[Stored data]
[Start]

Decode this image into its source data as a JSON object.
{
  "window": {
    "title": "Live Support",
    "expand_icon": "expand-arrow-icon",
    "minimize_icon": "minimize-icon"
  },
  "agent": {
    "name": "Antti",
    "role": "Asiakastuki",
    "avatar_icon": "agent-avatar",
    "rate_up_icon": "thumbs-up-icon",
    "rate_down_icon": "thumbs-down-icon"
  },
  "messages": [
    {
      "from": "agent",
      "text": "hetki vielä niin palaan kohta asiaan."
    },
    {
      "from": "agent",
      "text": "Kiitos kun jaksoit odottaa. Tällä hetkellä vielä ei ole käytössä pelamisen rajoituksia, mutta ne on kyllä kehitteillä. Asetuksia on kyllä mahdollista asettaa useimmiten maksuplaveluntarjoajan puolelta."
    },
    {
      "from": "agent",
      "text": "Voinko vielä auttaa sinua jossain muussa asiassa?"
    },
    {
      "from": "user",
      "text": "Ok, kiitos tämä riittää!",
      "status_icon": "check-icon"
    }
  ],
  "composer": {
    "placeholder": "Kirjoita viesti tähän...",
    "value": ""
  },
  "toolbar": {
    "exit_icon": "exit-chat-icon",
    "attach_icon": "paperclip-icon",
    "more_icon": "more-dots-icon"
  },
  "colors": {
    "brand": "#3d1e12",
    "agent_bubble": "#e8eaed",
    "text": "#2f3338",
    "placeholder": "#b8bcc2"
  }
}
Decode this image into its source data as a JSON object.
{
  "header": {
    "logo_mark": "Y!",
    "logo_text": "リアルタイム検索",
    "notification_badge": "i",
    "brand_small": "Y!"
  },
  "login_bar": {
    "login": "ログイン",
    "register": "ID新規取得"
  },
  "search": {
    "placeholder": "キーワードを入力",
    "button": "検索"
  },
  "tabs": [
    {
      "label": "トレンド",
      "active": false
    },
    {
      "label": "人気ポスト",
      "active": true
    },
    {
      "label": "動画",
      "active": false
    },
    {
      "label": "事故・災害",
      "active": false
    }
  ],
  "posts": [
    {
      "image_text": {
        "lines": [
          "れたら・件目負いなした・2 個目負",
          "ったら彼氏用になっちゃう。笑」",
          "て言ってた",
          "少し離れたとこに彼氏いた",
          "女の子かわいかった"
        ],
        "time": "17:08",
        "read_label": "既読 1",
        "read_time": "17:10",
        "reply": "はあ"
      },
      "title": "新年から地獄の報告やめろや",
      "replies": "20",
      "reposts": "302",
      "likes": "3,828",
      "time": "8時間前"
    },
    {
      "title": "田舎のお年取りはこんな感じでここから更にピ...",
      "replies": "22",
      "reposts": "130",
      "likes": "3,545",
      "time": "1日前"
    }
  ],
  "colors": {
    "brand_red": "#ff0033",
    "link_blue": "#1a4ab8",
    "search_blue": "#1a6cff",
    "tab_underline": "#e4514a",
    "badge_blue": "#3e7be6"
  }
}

[End]

*WORK INSTRUCTIONS:* Scan the lines for the string "title". Pick out every line that has it.

*ANSWER TO THIS PROBLEM:*
    "title": "Live Support",
      "title": "新年から地獄の報告やめろや",
      "title": "田舎のお年取りはこんな感じでここから更にピ...",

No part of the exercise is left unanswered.